== Written problem ==
Select and reproduce each line of the listing below that bears the string "Made".

== Saved data entries ==
□ □ □ □ □

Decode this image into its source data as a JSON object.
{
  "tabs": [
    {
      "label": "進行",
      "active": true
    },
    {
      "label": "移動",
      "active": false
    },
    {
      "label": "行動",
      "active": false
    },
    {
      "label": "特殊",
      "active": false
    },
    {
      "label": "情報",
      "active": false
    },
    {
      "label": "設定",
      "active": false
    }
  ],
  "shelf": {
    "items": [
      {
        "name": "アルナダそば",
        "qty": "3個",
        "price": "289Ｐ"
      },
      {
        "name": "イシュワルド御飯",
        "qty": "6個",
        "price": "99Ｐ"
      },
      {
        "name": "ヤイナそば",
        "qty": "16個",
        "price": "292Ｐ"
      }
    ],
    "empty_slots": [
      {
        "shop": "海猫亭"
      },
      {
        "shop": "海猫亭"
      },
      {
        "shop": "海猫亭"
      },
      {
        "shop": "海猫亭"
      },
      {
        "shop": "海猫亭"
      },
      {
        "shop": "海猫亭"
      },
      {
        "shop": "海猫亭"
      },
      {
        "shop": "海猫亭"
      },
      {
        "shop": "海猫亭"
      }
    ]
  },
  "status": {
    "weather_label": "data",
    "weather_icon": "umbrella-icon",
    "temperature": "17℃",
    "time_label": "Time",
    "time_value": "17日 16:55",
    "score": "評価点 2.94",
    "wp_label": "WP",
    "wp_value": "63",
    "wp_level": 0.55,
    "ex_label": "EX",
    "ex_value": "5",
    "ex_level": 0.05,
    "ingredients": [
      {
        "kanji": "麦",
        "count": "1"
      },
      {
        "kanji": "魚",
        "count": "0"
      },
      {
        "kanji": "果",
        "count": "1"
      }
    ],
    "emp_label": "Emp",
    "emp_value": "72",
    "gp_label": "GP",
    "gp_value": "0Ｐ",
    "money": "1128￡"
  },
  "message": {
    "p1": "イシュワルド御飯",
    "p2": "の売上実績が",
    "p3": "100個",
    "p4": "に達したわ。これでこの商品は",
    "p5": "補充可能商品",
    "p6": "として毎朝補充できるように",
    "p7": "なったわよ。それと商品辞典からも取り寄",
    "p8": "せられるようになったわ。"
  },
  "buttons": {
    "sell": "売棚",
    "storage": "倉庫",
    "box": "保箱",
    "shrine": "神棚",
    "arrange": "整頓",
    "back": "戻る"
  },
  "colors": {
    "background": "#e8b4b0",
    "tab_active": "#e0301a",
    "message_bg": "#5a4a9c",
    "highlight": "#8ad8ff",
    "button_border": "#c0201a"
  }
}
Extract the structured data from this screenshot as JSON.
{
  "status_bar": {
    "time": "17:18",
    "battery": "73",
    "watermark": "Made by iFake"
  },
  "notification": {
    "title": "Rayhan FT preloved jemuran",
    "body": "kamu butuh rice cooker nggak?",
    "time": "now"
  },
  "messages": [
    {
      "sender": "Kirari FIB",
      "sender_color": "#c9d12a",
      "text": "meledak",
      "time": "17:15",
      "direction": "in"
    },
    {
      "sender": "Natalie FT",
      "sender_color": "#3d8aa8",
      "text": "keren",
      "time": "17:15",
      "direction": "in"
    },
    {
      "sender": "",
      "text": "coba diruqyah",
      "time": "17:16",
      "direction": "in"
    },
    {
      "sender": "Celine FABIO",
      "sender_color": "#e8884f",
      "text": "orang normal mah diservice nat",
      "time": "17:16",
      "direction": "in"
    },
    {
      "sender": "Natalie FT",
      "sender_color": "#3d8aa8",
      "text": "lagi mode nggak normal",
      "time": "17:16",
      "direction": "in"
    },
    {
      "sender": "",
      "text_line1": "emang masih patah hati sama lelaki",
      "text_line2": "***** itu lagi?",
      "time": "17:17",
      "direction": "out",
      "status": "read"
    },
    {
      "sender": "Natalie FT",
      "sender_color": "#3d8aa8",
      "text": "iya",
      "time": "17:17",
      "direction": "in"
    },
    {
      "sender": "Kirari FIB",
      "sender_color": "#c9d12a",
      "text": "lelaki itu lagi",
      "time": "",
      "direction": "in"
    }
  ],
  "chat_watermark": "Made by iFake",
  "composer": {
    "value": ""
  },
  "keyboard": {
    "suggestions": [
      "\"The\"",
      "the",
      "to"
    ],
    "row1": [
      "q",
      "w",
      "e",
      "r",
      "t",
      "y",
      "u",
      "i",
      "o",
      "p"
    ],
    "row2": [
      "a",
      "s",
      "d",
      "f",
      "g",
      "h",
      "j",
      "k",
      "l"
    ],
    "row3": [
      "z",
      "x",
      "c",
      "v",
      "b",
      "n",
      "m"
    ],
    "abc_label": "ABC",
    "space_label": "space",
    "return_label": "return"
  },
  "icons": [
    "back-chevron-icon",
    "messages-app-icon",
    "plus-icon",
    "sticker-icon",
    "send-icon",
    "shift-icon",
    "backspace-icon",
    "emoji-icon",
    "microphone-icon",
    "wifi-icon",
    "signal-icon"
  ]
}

□ □ □ □ □

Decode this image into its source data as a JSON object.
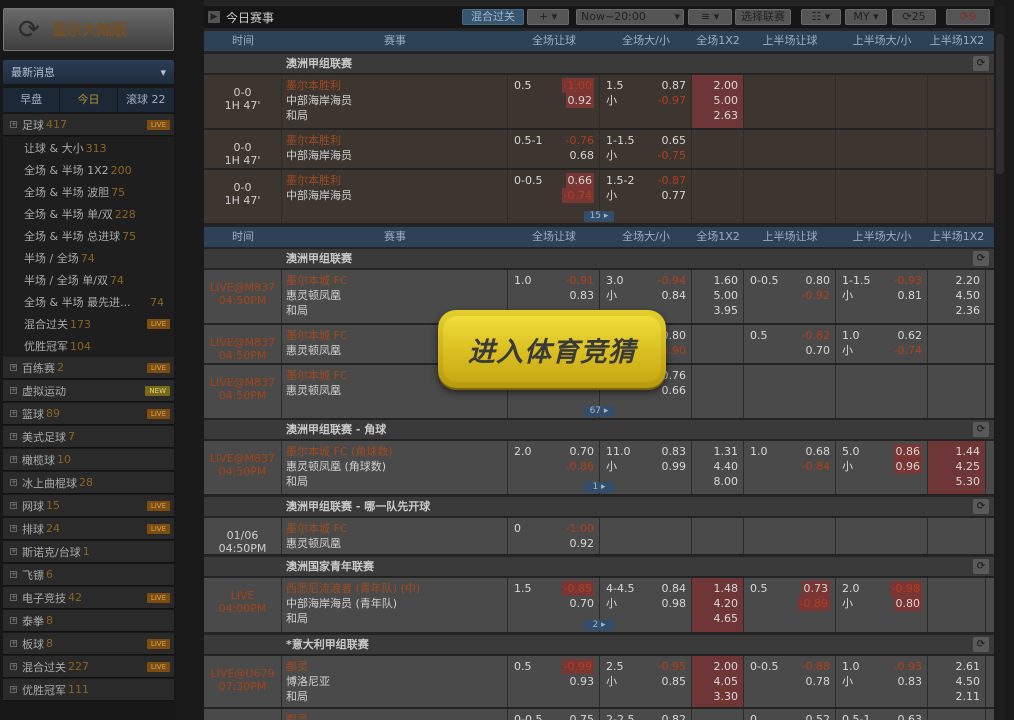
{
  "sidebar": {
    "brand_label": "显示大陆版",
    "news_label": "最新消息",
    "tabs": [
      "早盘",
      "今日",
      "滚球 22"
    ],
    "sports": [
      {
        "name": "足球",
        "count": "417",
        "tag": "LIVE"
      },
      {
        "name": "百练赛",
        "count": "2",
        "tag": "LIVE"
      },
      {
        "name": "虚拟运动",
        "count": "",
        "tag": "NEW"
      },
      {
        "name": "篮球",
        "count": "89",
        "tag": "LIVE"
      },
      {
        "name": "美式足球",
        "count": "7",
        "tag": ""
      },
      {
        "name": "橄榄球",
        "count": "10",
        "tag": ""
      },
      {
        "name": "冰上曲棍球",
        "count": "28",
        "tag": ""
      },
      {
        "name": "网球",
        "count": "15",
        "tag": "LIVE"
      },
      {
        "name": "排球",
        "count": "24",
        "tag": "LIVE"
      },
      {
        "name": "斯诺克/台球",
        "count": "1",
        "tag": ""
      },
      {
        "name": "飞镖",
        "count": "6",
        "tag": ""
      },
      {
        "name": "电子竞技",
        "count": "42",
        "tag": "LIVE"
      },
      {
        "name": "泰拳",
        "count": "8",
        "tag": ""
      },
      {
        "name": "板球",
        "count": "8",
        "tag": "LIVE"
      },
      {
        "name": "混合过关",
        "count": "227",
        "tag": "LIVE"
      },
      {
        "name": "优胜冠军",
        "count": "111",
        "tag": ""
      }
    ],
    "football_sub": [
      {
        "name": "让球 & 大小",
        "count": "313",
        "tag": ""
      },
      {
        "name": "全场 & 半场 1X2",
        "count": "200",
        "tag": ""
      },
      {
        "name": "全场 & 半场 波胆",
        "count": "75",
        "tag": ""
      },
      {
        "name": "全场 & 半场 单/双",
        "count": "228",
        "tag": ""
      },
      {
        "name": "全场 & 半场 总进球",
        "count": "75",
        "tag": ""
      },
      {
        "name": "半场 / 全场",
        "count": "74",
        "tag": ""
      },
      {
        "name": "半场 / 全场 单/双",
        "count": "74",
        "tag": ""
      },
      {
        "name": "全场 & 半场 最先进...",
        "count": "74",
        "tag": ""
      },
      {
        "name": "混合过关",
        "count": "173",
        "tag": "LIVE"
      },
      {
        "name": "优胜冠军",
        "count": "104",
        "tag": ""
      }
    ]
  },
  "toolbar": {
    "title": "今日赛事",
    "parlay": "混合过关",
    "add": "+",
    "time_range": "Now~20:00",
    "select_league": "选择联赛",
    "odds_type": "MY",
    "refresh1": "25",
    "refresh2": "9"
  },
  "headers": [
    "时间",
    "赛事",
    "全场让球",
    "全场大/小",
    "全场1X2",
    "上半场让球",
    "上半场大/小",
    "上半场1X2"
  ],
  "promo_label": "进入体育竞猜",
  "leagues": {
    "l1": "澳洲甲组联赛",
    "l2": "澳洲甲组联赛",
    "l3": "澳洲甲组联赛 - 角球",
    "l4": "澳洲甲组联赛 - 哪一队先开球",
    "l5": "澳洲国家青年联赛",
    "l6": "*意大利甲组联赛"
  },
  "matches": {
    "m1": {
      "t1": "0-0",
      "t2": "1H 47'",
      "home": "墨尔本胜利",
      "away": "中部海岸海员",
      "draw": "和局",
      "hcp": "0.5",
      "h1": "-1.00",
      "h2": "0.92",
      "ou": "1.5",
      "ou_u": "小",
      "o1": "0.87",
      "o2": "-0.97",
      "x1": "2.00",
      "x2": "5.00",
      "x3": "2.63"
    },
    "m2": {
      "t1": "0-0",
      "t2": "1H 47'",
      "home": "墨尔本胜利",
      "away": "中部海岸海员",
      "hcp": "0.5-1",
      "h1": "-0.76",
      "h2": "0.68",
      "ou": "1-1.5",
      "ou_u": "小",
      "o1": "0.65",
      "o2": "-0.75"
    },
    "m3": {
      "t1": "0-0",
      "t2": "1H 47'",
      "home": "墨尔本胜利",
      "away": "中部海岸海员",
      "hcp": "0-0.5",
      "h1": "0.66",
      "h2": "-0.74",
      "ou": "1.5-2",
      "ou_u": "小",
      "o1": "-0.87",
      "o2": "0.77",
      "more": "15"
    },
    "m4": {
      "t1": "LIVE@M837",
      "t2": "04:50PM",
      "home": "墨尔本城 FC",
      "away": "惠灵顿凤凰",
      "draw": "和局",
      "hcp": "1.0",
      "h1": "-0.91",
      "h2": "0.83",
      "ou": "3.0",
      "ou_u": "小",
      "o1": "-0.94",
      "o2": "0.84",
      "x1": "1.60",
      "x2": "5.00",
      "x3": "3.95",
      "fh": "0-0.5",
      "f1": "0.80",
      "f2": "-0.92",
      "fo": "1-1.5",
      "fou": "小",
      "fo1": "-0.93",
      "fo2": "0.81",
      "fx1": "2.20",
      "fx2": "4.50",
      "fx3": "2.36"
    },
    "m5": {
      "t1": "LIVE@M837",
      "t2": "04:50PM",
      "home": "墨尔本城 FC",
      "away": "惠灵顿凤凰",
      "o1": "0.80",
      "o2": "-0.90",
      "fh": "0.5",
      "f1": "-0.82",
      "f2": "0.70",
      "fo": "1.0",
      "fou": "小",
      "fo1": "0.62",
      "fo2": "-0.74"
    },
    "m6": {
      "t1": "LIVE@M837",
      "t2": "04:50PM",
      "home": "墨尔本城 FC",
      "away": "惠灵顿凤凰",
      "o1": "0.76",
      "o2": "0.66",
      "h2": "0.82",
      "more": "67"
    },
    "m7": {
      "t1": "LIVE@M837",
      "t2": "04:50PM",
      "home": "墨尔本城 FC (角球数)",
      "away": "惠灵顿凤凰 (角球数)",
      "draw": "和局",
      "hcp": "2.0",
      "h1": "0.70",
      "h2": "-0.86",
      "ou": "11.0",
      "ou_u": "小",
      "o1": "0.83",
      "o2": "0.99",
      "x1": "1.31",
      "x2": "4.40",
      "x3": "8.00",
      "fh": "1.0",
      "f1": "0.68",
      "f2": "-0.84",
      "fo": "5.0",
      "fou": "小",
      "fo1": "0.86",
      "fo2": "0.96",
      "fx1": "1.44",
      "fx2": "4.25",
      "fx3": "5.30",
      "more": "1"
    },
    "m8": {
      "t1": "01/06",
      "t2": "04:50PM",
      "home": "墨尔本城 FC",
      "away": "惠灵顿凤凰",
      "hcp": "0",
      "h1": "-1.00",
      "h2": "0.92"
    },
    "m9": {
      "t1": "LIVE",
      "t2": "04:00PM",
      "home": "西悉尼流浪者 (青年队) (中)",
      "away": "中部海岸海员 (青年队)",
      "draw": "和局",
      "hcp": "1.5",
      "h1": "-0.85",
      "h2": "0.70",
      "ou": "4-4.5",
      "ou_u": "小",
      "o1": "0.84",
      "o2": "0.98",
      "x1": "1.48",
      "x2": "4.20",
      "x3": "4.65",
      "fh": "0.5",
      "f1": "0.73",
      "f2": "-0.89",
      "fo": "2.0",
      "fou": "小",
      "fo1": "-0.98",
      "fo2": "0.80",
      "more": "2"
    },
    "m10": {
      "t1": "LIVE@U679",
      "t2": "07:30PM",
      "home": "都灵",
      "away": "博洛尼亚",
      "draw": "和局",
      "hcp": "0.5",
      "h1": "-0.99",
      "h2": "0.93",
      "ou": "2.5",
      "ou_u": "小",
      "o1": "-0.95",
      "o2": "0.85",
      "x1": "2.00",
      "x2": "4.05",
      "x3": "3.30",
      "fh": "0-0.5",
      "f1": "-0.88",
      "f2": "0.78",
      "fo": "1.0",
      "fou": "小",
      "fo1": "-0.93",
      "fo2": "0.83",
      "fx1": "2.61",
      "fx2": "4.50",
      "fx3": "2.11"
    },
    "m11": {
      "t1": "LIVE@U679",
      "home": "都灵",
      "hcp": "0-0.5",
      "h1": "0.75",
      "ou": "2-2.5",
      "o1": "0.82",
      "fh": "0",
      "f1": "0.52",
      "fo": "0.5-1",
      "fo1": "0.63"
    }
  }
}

□ □ □ □ □

== Correct result ==
    "watermark": "Made by iFake"
  "chat_watermark": "Made by iFake",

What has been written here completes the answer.